Records from a dataset
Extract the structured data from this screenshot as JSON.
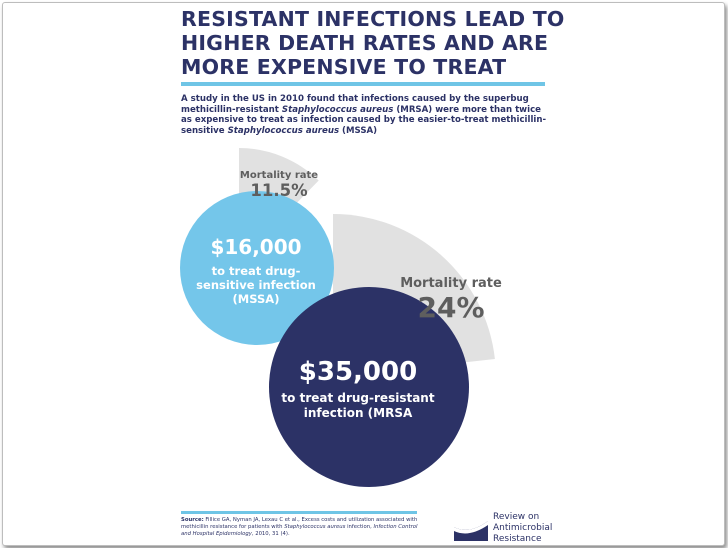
{
  "title": {
    "line1": "RESISTANT INFECTIONS LEAD TO",
    "line2": "HIGHER DEATH RATES AND ARE",
    "line3": "MORE EXPENSIVE TO TREAT"
  },
  "subtitle": {
    "part1": "A study in the US in 2010 found that infections caused by the superbug methicillin-resistant ",
    "italic1": "Staphylococcus aureus",
    "part2": " (MRSA) were more than twice as expensive to treat as infection caused by the easier-to-treat methicillin-sensitive ",
    "italic2": "Staphylococcus aureus",
    "part3": " (MSSA)"
  },
  "mssa": {
    "mortality_label": "Mortality rate",
    "mortality_value": "11.5%",
    "mortality_fraction": 0.115,
    "cost": "$16,000",
    "desc_line1": "to treat drug-",
    "desc_line2": "sensitive infection",
    "desc_line3": "(MSSA)",
    "color": "#74c6ea"
  },
  "mrsa": {
    "mortality_label": "Mortality rate",
    "mortality_value": "24%",
    "mortality_fraction": 0.24,
    "cost": "$35,000",
    "desc_line1": "to treat drug-resistant",
    "desc_line2": "infection (MRSA",
    "color": "#2c3266"
  },
  "wedge_color": "#e1e1e1",
  "accent_color": "#6fc5e6",
  "source": {
    "label": "Source:",
    "text1": " Fillice GA, Nyman JA, Lexau C et al., Excess costs and utilization associated with methicillin resistance for patients with ",
    "italic1": "Staphylococcus aureus",
    "text2": " infection, ",
    "italic2": "Infection Control and Hospital Epidemiology",
    "text3": ", 2010, 31 (4)."
  },
  "logo": {
    "line1": "Review on",
    "line2": "Antimicrobial",
    "line3": "Resistance"
  }
}
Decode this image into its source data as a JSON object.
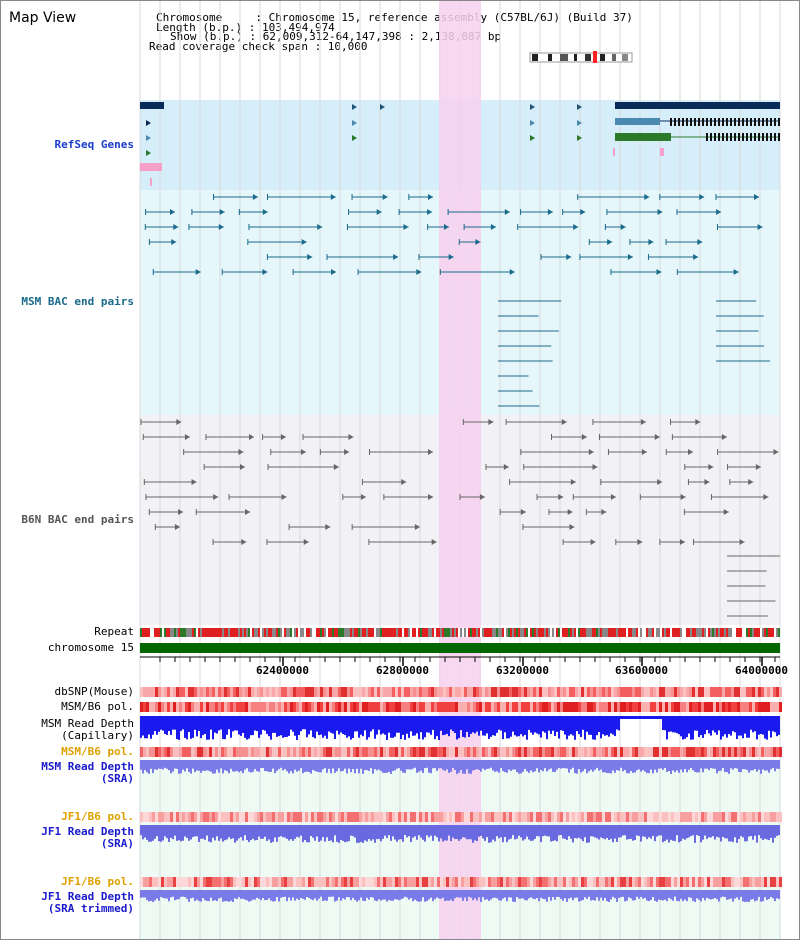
{
  "title": "Map View",
  "header": {
    "line1": "Chromosome     : Chromosome 15, reference assembly (C57BL/6J) (Build 37)",
    "line2": "Length (b.p.) : 103,494,974",
    "line3": "Show (b.p.) : 62,009,312-64,147,398 : 2,138,087 bp",
    "line4": "Read coverage check span : 10,000"
  },
  "tracks": {
    "refseq": "RefSeq Genes",
    "msm_bac": "MSM BAC end pairs",
    "b6n_bac": "B6N BAC end pairs",
    "repeat": "Repeat",
    "chromosome": "chromosome 15",
    "dbsnp": "dbSNP(Mouse)",
    "msm_b6_pol_1": "MSM/B6 pol.",
    "msm_depth_cap": "MSM Read Depth\n(Capillary)",
    "msm_b6_pol_2": "MSM/B6 pol.",
    "msm_depth_sra": "MSM Read Depth\n(SRA)",
    "jf1_b6_pol_1": "JF1/B6 pol.",
    "jf1_depth_sra": "JF1 Read Depth\n(SRA)",
    "jf1_b6_pol_2": "JF1/B6 pol.",
    "jf1_depth_trim": "JF1 Read Depth\n(SRA trimmed)"
  },
  "ruler": {
    "ticks": [
      "62400000",
      "62800000",
      "63200000",
      "63600000",
      "64000000"
    ]
  },
  "colors": {
    "refseq_label": "#1a3ccc",
    "msm_label": "#1a6a8a",
    "b6n_label": "#555555",
    "pol_label": "#e0a000",
    "depth_label": "#1a1acc",
    "highlight": "#f7d0ef",
    "refseq_bg": "#d6eefa",
    "msm_bg": "#e6f7fb",
    "b6n_bg": "#f2f2f6",
    "chrom_bar": "#006600",
    "gene_dark": "#0a2a5a",
    "gene_green": "#2a7a2a"
  }
}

### Action item:
Exactly as written, please copy out the whole set of records, skipping images.

### Task solution:
Extract the structured data from this screenshot as JSON.
{
  "title": {
    "line1": "RESISTANT INFECTIONS LEAD TO",
    "line2": "HIGHER DEATH RATES AND ARE",
    "line3": "MORE EXPENSIVE TO TREAT"
  },
  "subtitle": {
    "part1": "A study in the US in 2010 found that infections caused by the superbug methicillin-resistant ",
    "italic1": "Staphylococcus aureus",
    "part2": " (MRSA) were more than twice as expensive to treat as infection caused by the easier-to-treat methicillin-sensitive ",
    "italic2": "Staphylococcus aureus",
    "part3": " (MSSA)"
  },
  "mssa": {
    "mortality_label": "Mortality rate",
    "mortality_value": "11.5%",
    "mortality_fraction": 0.115,
    "cost": "$16,000",
    "desc_line1": "to treat drug-",
    "desc_line2": "sensitive infection",
    "desc_line3": "(MSSA)",
    "color": "#74c6ea"
  },
  "mrsa": {
    "mortality_label": "Mortality rate",
    "mortality_value": "24%",
    "mortality_fraction": 0.24,
    "cost": "$35,000",
    "desc_line1": "to treat drug-resistant",
    "desc_line2": "infection (MRSA",
    "color": "#2c3266"
  },
  "wedge_color": "#e1e1e1",
  "accent_color": "#6fc5e6",
  "source": {
    "label": "Source:",
    "text1": " Fillice GA, Nyman JA, Lexau C et al., Excess costs and utilization associated with methicillin resistance for patients with ",
    "italic1": "Staphylococcus aureus",
    "text2": " infection, ",
    "italic2": "Infection Control and Hospital Epidemiology",
    "text3": ", 2010, 31 (4)."
  },
  "logo": {
    "line1": "Review on",
    "line2": "Antimicrobial",
    "line3": "Resistance"
  }
}
Decode this image into its source data as a JSON object.
{
  "title": "Map View",
  "header": {
    "line1": "Chromosome     : Chromosome 15, reference assembly (C57BL/6J) (Build 37)",
    "line2": "Length (b.p.) : 103,494,974",
    "line3": "Show (b.p.) : 62,009,312-64,147,398 : 2,138,087 bp",
    "line4": "Read coverage check span : 10,000"
  },
  "tracks": {
    "refseq": "RefSeq Genes",
    "msm_bac": "MSM BAC end pairs",
    "b6n_bac": "B6N BAC end pairs",
    "repeat": "Repeat",
    "chromosome": "chromosome 15",
    "dbsnp": "dbSNP(Mouse)",
    "msm_b6_pol_1": "MSM/B6 pol.",
    "msm_depth_cap": "MSM Read Depth\n(Capillary)",
    "msm_b6_pol_2": "MSM/B6 pol.",
    "msm_depth_sra": "MSM Read Depth\n(SRA)",
    "jf1_b6_pol_1": "JF1/B6 pol.",
    "jf1_depth_sra": "JF1 Read Depth\n(SRA)",
    "jf1_b6_pol_2": "JF1/B6 pol.",
    "jf1_depth_trim": "JF1 Read Depth\n(SRA trimmed)"
  },
  "ruler": {
    "ticks": [
      "62400000",
      "62800000",
      "63200000",
      "63600000",
      "64000000"
    ]
  },
  "colors": {
    "refseq_label": "#1a3ccc",
    "msm_label": "#1a6a8a",
    "b6n_label": "#555555",
    "pol_label": "#e0a000",
    "depth_label": "#1a1acc",
    "highlight": "#f7d0ef",
    "refseq_bg": "#d6eefa",
    "msm_bg": "#e6f7fb",
    "b6n_bg": "#f2f2f6",
    "chrom_bar": "#006600",
    "gene_dark": "#0a2a5a",
    "gene_green": "#2a7a2a"
  }
}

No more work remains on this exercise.